> [Problem to solve]:
Each line below must be set down exactly; omit any image you find.

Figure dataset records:
— START —

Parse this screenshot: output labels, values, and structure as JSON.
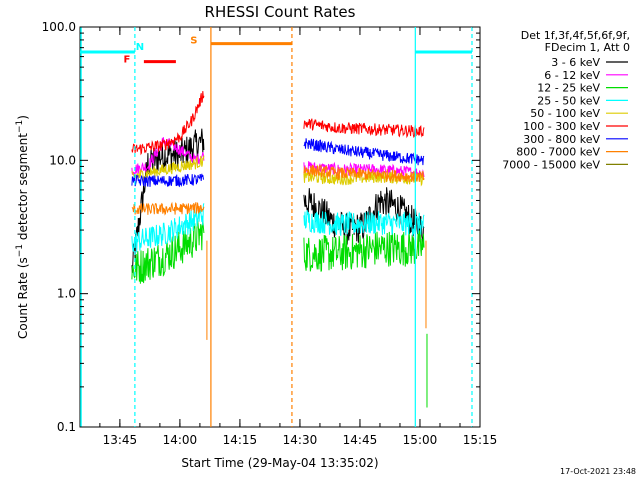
{
  "chart_data": {
    "type": "line",
    "title": "RHESSI Count Rates",
    "xlabel": "Start Time (29-May-04 13:35:02)",
    "ylabel": "Count Rate (s^-1 detector segment^-1)",
    "ylabel_parts": {
      "a": "Count Rate (s",
      "sup1": "−1",
      "b": " detector segment",
      "sup2": "−1",
      "c": ")"
    },
    "y_scale": "log",
    "xlim": [
      "13:35:02",
      "15:15:00"
    ],
    "ylim": [
      0.1,
      100.0
    ],
    "x_ticks": [
      "13:45",
      "14:00",
      "14:15",
      "14:30",
      "14:45",
      "15:00",
      "15:15"
    ],
    "y_ticks": [
      "0.1",
      "1.0",
      "10.0",
      "100.0"
    ],
    "legend": {
      "placement": "right",
      "header": [
        "Det 1f,3f,4f,5f,6f,9f,",
        "FDecim 1, Att 0"
      ],
      "entries": [
        {
          "label": "3 - 6 keV",
          "color": "#000000"
        },
        {
          "label": "6 - 12 keV",
          "color": "#ff00ff"
        },
        {
          "label": "12 - 25 keV",
          "color": "#00dd00"
        },
        {
          "label": "25 - 50 keV",
          "color": "#00ffff"
        },
        {
          "label": "50 - 100 keV",
          "color": "#ddcc00"
        },
        {
          "label": "100 - 300 keV",
          "color": "#ff0000"
        },
        {
          "label": "300 - 800 keV",
          "color": "#0000ff"
        },
        {
          "label": "800 - 7000 keV",
          "color": "#ff8000"
        },
        {
          "label": "7000 - 15000 keV",
          "color": "#808000"
        }
      ]
    },
    "series": [
      {
        "name": "3 - 6 keV",
        "color": "#000000",
        "segments": [
          {
            "x": [
              "13:48",
              "13:52",
              "13:56",
              "14:00",
              "14:04",
              "14:06"
            ],
            "y": [
              1.5,
              9.5,
              11.0,
              11.0,
              13.0,
              14.0
            ]
          },
          {
            "x": [
              "14:31",
              "14:34",
              "14:38",
              "14:42",
              "14:46",
              "14:50",
              "14:54",
              "14:58",
              "15:01"
            ],
            "y": [
              5.0,
              4.5,
              3.5,
              3.0,
              3.2,
              5.0,
              4.5,
              3.5,
              3.0
            ]
          }
        ]
      },
      {
        "name": "6 - 12 keV",
        "color": "#ff00ff",
        "segments": [
          {
            "x": [
              "13:48",
              "13:52",
              "13:56",
              "14:00",
              "14:04",
              "14:06"
            ],
            "y": [
              8.5,
              9.0,
              14.0,
              12.0,
              10.0,
              11.0
            ]
          },
          {
            "x": [
              "14:31",
              "14:40",
              "14:50",
              "15:01"
            ],
            "y": [
              9.0,
              8.5,
              8.5,
              8.0
            ]
          }
        ]
      },
      {
        "name": "12 - 25 keV",
        "color": "#00dd00",
        "segments": [
          {
            "x": [
              "13:48",
              "13:52",
              "13:56",
              "14:00",
              "14:04",
              "14:06"
            ],
            "y": [
              1.5,
              1.7,
              1.9,
              2.2,
              2.6,
              3.0
            ]
          },
          {
            "x": [
              "14:31",
              "14:40",
              "14:50",
              "15:01"
            ],
            "y": [
              2.0,
              2.0,
              2.2,
              2.2
            ]
          }
        ]
      },
      {
        "name": "25 - 50 keV",
        "color": "#00ffff",
        "segments": [
          {
            "x": [
              "13:48",
              "13:52",
              "13:56",
              "14:00",
              "14:04",
              "14:06"
            ],
            "y": [
              2.4,
              2.6,
              2.8,
              3.2,
              3.6,
              4.0
            ]
          },
          {
            "x": [
              "14:31",
              "14:40",
              "14:50",
              "15:01"
            ],
            "y": [
              3.6,
              3.3,
              3.4,
              3.3
            ]
          }
        ]
      },
      {
        "name": "50 - 100 keV",
        "color": "#ddcc00",
        "segments": [
          {
            "x": [
              "13:48",
              "13:52",
              "13:56",
              "14:00",
              "14:04",
              "14:06"
            ],
            "y": [
              7.5,
              8.0,
              8.5,
              9.0,
              9.5,
              10.0
            ]
          },
          {
            "x": [
              "14:31",
              "14:40",
              "14:50",
              "15:01"
            ],
            "y": [
              7.5,
              7.2,
              7.5,
              7.2
            ]
          }
        ]
      },
      {
        "name": "100 - 300 keV",
        "color": "#ff0000",
        "segments": [
          {
            "x": [
              "13:48",
              "13:52",
              "13:56",
              "14:00",
              "14:03",
              "14:06"
            ],
            "y": [
              12.0,
              12.5,
              13.0,
              15.0,
              20.0,
              32.0
            ]
          },
          {
            "x": [
              "14:31",
              "14:40",
              "14:50",
              "15:01"
            ],
            "y": [
              19.0,
              17.5,
              17.0,
              16.5
            ]
          }
        ]
      },
      {
        "name": "300 - 800 keV",
        "color": "#0000ff",
        "segments": [
          {
            "x": [
              "13:48",
              "13:56",
              "14:06"
            ],
            "y": [
              7.0,
              7.0,
              7.2
            ]
          },
          {
            "x": [
              "14:31",
              "14:40",
              "14:50",
              "15:01"
            ],
            "y": [
              13.5,
              12.0,
              11.0,
              10.0
            ]
          }
        ]
      },
      {
        "name": "800 - 7000 keV",
        "color": "#ff8000",
        "segments": [
          {
            "x": [
              "13:48",
              "13:56",
              "14:06"
            ],
            "y": [
              4.3,
              4.3,
              4.4
            ]
          },
          {
            "x": [
              "14:31",
              "14:40",
              "14:50",
              "15:01"
            ],
            "y": [
              8.5,
              8.0,
              7.8,
              7.5
            ]
          }
        ]
      }
    ],
    "annotations": [
      {
        "label": "N",
        "x": "13:48:30",
        "color": "#00ffff"
      },
      {
        "label": "F",
        "x": "13:47",
        "color": "#ff0000"
      },
      {
        "label": "S",
        "x": "14:05",
        "color": "#ff8000"
      }
    ],
    "bars": [
      {
        "label": "N",
        "color": "#00ffff",
        "x0": "13:35:02",
        "x1": "13:48:45",
        "y": 65
      },
      {
        "label": "F",
        "color": "#ff0000",
        "x0": "13:51",
        "x1": "13:59",
        "y": 55
      },
      {
        "label": "S",
        "color": "#ff8000",
        "x0": "14:07:45",
        "x1": "14:28:00",
        "y": 75
      },
      {
        "label": "N",
        "color": "#00ffff",
        "x0": "14:58:50",
        "x1": "15:13:00",
        "y": 65
      }
    ],
    "timestamp": "17-Oct-2021 23:48",
    "grid": false
  }
}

— END —

> [Completed exercise]:
Parse this screenshot: output labels, values, and structure as JSON.
{
  "chart_data": {
    "type": "line",
    "title": "RHESSI Count Rates",
    "xlabel": "Start Time (29-May-04 13:35:02)",
    "ylabel": "Count Rate (s^-1 detector segment^-1)",
    "ylabel_parts": {
      "a": "Count Rate (s",
      "sup1": "−1",
      "b": " detector segment",
      "sup2": "−1",
      "c": ")"
    },
    "y_scale": "log",
    "xlim": [
      "13:35:02",
      "15:15:00"
    ],
    "ylim": [
      0.1,
      100.0
    ],
    "x_ticks": [
      "13:45",
      "14:00",
      "14:15",
      "14:30",
      "14:45",
      "15:00",
      "15:15"
    ],
    "y_ticks": [
      "0.1",
      "1.0",
      "10.0",
      "100.0"
    ],
    "legend": {
      "placement": "right",
      "header": [
        "Det 1f,3f,4f,5f,6f,9f,",
        "FDecim 1, Att 0"
      ],
      "entries": [
        {
          "label": "3 - 6 keV",
          "color": "#000000"
        },
        {
          "label": "6 - 12 keV",
          "color": "#ff00ff"
        },
        {
          "label": "12 - 25 keV",
          "color": "#00dd00"
        },
        {
          "label": "25 - 50 keV",
          "color": "#00ffff"
        },
        {
          "label": "50 - 100 keV",
          "color": "#ddcc00"
        },
        {
          "label": "100 - 300 keV",
          "color": "#ff0000"
        },
        {
          "label": "300 - 800 keV",
          "color": "#0000ff"
        },
        {
          "label": "800 - 7000 keV",
          "color": "#ff8000"
        },
        {
          "label": "7000 - 15000 keV",
          "color": "#808000"
        }
      ]
    },
    "series": [
      {
        "name": "3 - 6 keV",
        "color": "#000000",
        "segments": [
          {
            "x": [
              "13:48",
              "13:52",
              "13:56",
              "14:00",
              "14:04",
              "14:06"
            ],
            "y": [
              1.5,
              9.5,
              11.0,
              11.0,
              13.0,
              14.0
            ]
          },
          {
            "x": [
              "14:31",
              "14:34",
              "14:38",
              "14:42",
              "14:46",
              "14:50",
              "14:54",
              "14:58",
              "15:01"
            ],
            "y": [
              5.0,
              4.5,
              3.5,
              3.0,
              3.2,
              5.0,
              4.5,
              3.5,
              3.0
            ]
          }
        ]
      },
      {
        "name": "6 - 12 keV",
        "color": "#ff00ff",
        "segments": [
          {
            "x": [
              "13:48",
              "13:52",
              "13:56",
              "14:00",
              "14:04",
              "14:06"
            ],
            "y": [
              8.5,
              9.0,
              14.0,
              12.0,
              10.0,
              11.0
            ]
          },
          {
            "x": [
              "14:31",
              "14:40",
              "14:50",
              "15:01"
            ],
            "y": [
              9.0,
              8.5,
              8.5,
              8.0
            ]
          }
        ]
      },
      {
        "name": "12 - 25 keV",
        "color": "#00dd00",
        "segments": [
          {
            "x": [
              "13:48",
              "13:52",
              "13:56",
              "14:00",
              "14:04",
              "14:06"
            ],
            "y": [
              1.5,
              1.7,
              1.9,
              2.2,
              2.6,
              3.0
            ]
          },
          {
            "x": [
              "14:31",
              "14:40",
              "14:50",
              "15:01"
            ],
            "y": [
              2.0,
              2.0,
              2.2,
              2.2
            ]
          }
        ]
      },
      {
        "name": "25 - 50 keV",
        "color": "#00ffff",
        "segments": [
          {
            "x": [
              "13:48",
              "13:52",
              "13:56",
              "14:00",
              "14:04",
              "14:06"
            ],
            "y": [
              2.4,
              2.6,
              2.8,
              3.2,
              3.6,
              4.0
            ]
          },
          {
            "x": [
              "14:31",
              "14:40",
              "14:50",
              "15:01"
            ],
            "y": [
              3.6,
              3.3,
              3.4,
              3.3
            ]
          }
        ]
      },
      {
        "name": "50 - 100 keV",
        "color": "#ddcc00",
        "segments": [
          {
            "x": [
              "13:48",
              "13:52",
              "13:56",
              "14:00",
              "14:04",
              "14:06"
            ],
            "y": [
              7.5,
              8.0,
              8.5,
              9.0,
              9.5,
              10.0
            ]
          },
          {
            "x": [
              "14:31",
              "14:40",
              "14:50",
              "15:01"
            ],
            "y": [
              7.5,
              7.2,
              7.5,
              7.2
            ]
          }
        ]
      },
      {
        "name": "100 - 300 keV",
        "color": "#ff0000",
        "segments": [
          {
            "x": [
              "13:48",
              "13:52",
              "13:56",
              "14:00",
              "14:03",
              "14:06"
            ],
            "y": [
              12.0,
              12.5,
              13.0,
              15.0,
              20.0,
              32.0
            ]
          },
          {
            "x": [
              "14:31",
              "14:40",
              "14:50",
              "15:01"
            ],
            "y": [
              19.0,
              17.5,
              17.0,
              16.5
            ]
          }
        ]
      },
      {
        "name": "300 - 800 keV",
        "color": "#0000ff",
        "segments": [
          {
            "x": [
              "13:48",
              "13:56",
              "14:06"
            ],
            "y": [
              7.0,
              7.0,
              7.2
            ]
          },
          {
            "x": [
              "14:31",
              "14:40",
              "14:50",
              "15:01"
            ],
            "y": [
              13.5,
              12.0,
              11.0,
              10.0
            ]
          }
        ]
      },
      {
        "name": "800 - 7000 keV",
        "color": "#ff8000",
        "segments": [
          {
            "x": [
              "13:48",
              "13:56",
              "14:06"
            ],
            "y": [
              4.3,
              4.3,
              4.4
            ]
          },
          {
            "x": [
              "14:31",
              "14:40",
              "14:50",
              "15:01"
            ],
            "y": [
              8.5,
              8.0,
              7.8,
              7.5
            ]
          }
        ]
      }
    ],
    "annotations": [
      {
        "label": "N",
        "x": "13:48:30",
        "color": "#00ffff"
      },
      {
        "label": "F",
        "x": "13:47",
        "color": "#ff0000"
      },
      {
        "label": "S",
        "x": "14:05",
        "color": "#ff8000"
      }
    ],
    "bars": [
      {
        "label": "N",
        "color": "#00ffff",
        "x0": "13:35:02",
        "x1": "13:48:45",
        "y": 65
      },
      {
        "label": "F",
        "color": "#ff0000",
        "x0": "13:51",
        "x1": "13:59",
        "y": 55
      },
      {
        "label": "S",
        "color": "#ff8000",
        "x0": "14:07:45",
        "x1": "14:28:00",
        "y": 75
      },
      {
        "label": "N",
        "color": "#00ffff",
        "x0": "14:58:50",
        "x1": "15:13:00",
        "y": 65
      }
    ],
    "timestamp": "17-Oct-2021 23:48",
    "grid": false
  }
}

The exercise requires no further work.